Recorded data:
------------------------------------------------
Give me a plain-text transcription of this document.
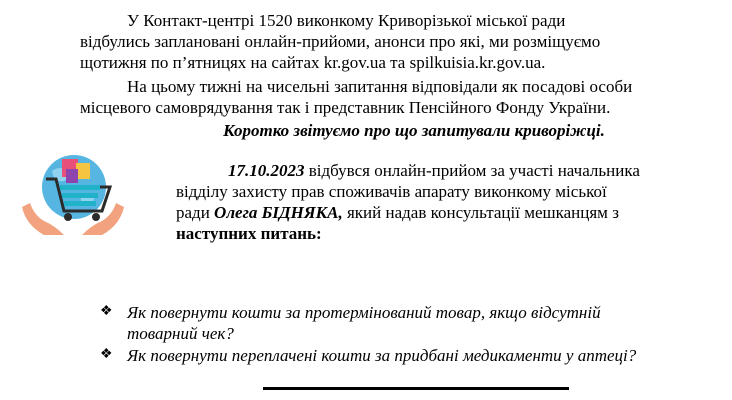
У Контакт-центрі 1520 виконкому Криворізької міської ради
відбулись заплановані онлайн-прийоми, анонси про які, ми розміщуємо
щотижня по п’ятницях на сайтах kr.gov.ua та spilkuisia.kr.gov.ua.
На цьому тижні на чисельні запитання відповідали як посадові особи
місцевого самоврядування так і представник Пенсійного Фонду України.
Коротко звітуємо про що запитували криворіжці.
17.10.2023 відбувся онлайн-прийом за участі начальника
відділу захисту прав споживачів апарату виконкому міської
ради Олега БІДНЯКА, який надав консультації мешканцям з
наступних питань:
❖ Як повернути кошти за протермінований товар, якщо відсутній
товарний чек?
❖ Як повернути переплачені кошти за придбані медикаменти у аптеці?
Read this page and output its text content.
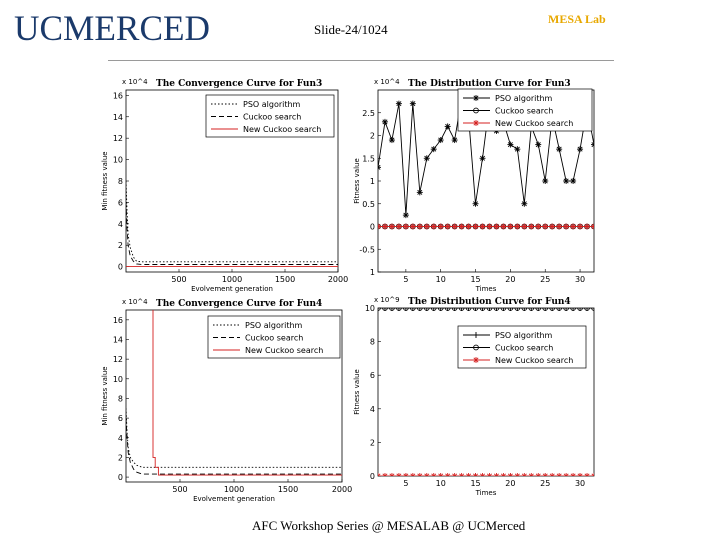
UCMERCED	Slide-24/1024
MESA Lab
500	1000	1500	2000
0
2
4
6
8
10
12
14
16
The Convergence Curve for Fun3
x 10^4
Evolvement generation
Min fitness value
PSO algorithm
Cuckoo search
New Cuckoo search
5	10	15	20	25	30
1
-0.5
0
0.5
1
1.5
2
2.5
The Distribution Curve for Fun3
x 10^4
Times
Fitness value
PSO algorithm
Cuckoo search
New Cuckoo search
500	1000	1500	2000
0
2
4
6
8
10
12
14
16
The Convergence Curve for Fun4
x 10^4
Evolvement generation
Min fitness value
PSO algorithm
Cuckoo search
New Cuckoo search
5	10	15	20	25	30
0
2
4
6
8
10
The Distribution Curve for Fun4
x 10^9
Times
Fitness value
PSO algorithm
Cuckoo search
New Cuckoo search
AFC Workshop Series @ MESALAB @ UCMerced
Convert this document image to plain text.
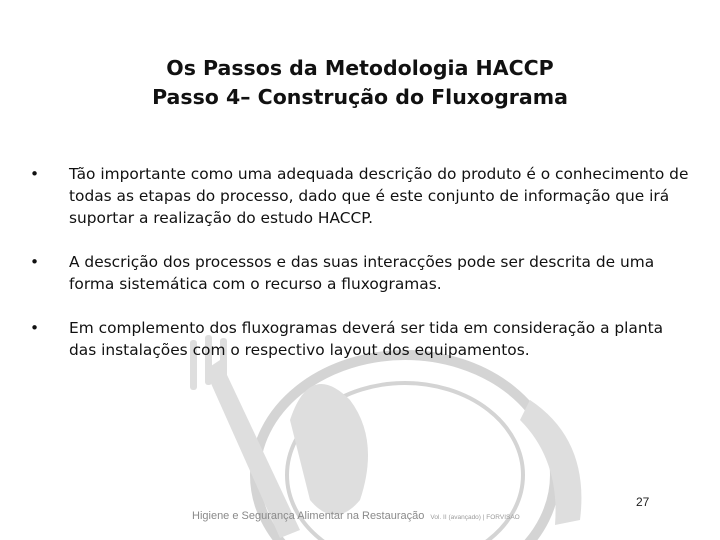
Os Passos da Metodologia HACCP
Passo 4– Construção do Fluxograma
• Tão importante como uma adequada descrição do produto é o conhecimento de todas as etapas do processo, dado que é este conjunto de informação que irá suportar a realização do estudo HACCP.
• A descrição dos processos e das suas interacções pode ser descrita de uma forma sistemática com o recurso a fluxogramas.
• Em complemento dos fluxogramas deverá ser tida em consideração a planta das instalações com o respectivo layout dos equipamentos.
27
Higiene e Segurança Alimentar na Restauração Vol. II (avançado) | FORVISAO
------------------------------------------------
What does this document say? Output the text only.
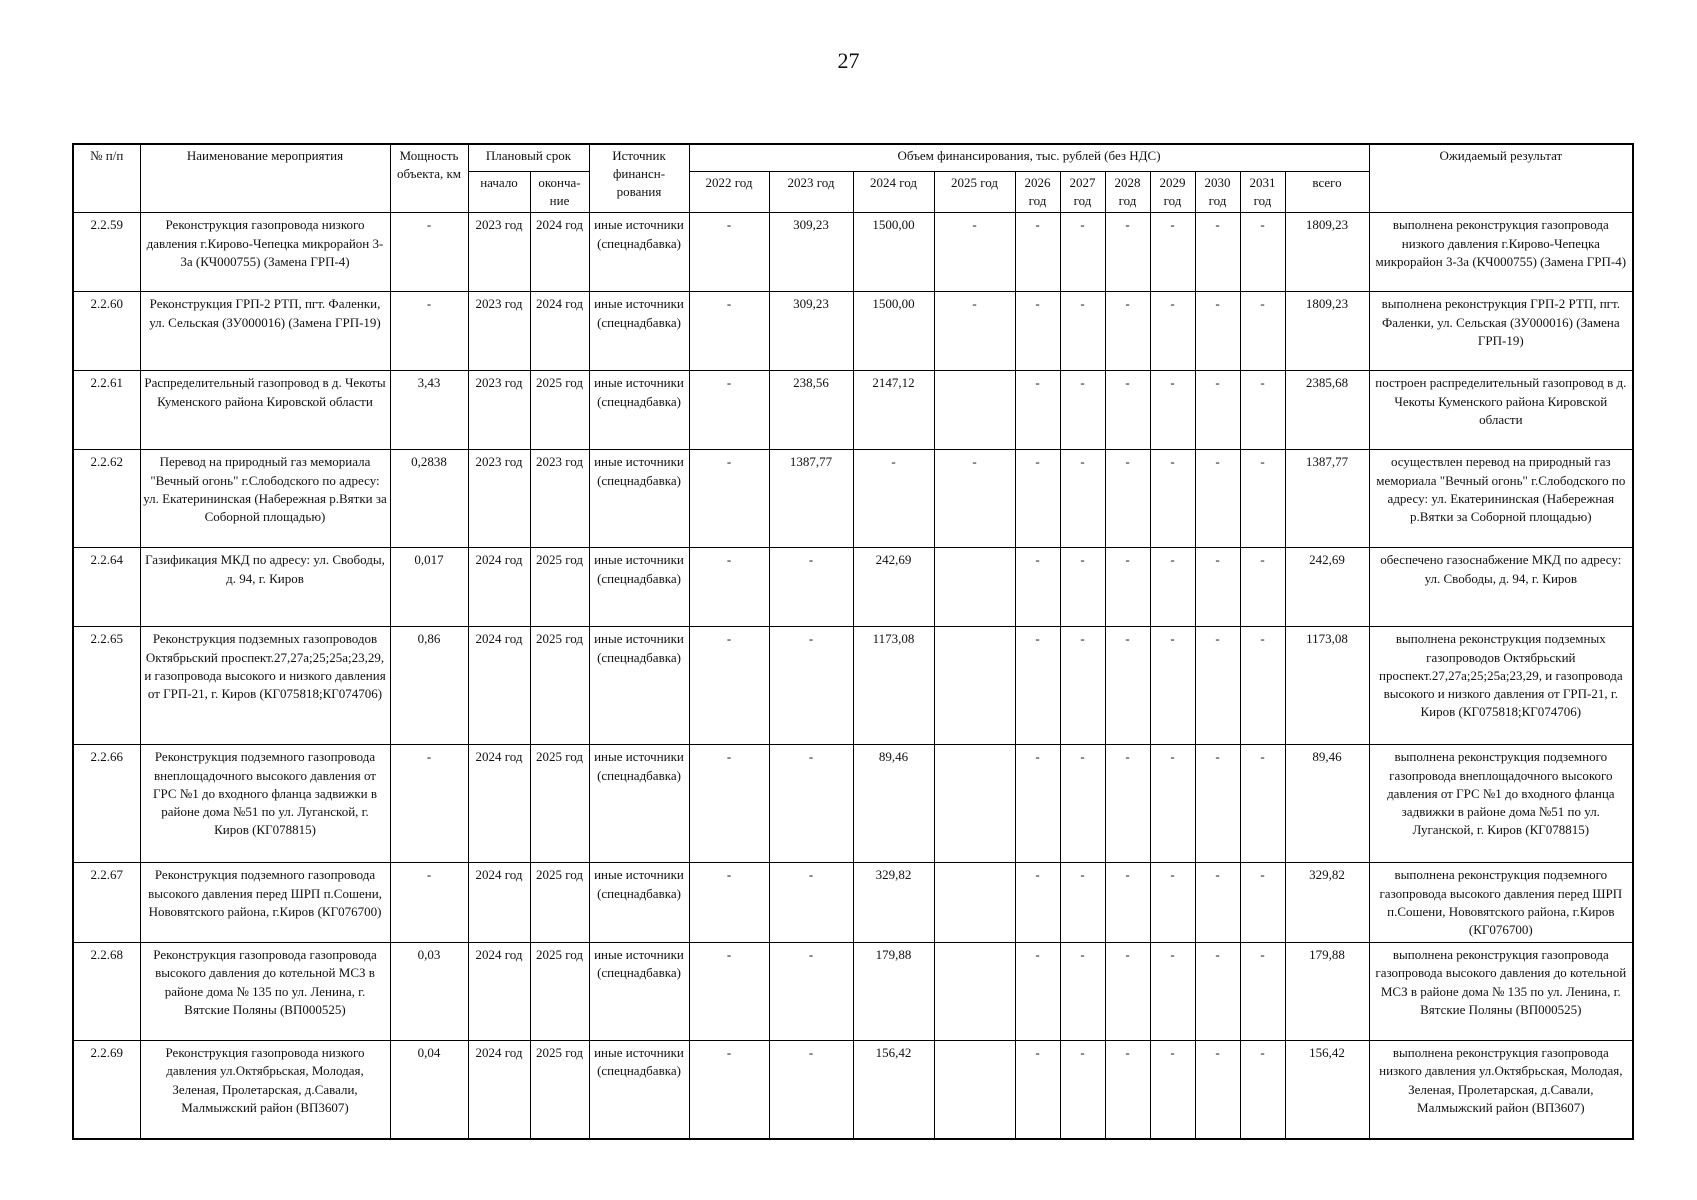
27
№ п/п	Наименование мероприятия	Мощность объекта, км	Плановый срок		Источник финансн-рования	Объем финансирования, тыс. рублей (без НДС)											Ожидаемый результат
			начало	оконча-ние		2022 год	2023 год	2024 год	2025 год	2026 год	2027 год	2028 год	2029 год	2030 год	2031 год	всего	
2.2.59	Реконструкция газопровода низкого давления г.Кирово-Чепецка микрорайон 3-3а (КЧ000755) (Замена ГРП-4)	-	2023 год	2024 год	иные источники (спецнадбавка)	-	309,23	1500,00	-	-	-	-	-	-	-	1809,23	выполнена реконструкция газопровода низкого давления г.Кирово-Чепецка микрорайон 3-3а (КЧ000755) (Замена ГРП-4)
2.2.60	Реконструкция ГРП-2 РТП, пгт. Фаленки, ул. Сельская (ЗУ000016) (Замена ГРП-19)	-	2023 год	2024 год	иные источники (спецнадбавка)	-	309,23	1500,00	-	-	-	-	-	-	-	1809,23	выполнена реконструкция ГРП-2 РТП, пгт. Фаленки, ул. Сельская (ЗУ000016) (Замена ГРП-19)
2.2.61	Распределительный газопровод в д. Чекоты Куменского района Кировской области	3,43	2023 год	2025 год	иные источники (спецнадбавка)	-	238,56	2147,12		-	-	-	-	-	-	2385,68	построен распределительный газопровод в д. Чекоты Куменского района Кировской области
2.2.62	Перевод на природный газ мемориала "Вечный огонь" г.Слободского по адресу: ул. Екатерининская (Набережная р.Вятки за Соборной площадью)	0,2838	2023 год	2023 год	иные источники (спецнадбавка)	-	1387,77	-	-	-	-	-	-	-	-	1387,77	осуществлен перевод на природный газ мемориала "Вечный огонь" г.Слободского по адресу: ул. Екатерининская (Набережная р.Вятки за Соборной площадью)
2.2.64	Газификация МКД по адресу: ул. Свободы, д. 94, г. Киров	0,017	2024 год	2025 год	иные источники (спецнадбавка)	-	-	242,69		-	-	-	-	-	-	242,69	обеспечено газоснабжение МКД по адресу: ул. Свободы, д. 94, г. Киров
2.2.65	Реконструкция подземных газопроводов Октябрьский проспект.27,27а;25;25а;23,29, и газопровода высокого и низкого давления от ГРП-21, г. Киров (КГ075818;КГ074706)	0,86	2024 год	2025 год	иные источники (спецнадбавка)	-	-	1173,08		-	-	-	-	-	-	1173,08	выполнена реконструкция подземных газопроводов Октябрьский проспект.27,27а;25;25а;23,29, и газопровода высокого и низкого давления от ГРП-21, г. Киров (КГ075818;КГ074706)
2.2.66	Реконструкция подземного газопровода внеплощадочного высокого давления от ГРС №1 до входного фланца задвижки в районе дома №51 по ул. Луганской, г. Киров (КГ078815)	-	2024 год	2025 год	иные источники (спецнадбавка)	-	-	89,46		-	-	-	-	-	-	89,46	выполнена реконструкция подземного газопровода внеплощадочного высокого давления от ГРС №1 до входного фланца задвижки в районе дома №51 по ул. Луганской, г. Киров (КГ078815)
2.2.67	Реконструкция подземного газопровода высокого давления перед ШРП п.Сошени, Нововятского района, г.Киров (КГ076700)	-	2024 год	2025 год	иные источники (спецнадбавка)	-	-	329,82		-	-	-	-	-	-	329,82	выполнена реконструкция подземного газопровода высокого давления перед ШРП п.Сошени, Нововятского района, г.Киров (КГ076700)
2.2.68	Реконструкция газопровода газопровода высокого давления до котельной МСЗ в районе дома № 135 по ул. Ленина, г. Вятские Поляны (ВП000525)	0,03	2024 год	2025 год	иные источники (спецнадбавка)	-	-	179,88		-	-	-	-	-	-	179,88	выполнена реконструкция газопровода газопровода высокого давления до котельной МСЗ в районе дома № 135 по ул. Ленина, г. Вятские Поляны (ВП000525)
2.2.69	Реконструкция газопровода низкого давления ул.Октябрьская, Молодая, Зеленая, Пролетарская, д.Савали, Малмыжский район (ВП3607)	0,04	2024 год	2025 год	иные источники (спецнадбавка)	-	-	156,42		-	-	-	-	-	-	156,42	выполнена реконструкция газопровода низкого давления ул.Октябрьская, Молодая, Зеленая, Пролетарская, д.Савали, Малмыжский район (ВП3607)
------------------------------------------------
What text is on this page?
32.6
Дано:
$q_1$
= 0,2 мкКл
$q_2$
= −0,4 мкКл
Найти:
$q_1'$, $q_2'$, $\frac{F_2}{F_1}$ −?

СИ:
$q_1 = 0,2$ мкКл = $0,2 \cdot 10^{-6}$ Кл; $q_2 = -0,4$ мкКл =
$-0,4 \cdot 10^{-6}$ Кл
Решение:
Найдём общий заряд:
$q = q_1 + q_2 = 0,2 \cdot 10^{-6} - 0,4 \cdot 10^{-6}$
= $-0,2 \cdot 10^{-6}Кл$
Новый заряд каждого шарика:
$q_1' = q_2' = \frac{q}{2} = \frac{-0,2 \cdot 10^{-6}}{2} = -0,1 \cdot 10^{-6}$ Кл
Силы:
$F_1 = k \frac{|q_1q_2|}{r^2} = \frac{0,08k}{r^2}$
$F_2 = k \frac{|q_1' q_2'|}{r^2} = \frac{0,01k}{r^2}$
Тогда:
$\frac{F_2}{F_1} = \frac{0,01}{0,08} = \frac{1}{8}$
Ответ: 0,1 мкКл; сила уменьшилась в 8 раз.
------------------------------------------------
* **Objective**
Look through the entries above for the word "заряд". Copy every line where it shows up.

* **Complete answer**
Найдём общий заряд:
Новый заряд каждого шарика:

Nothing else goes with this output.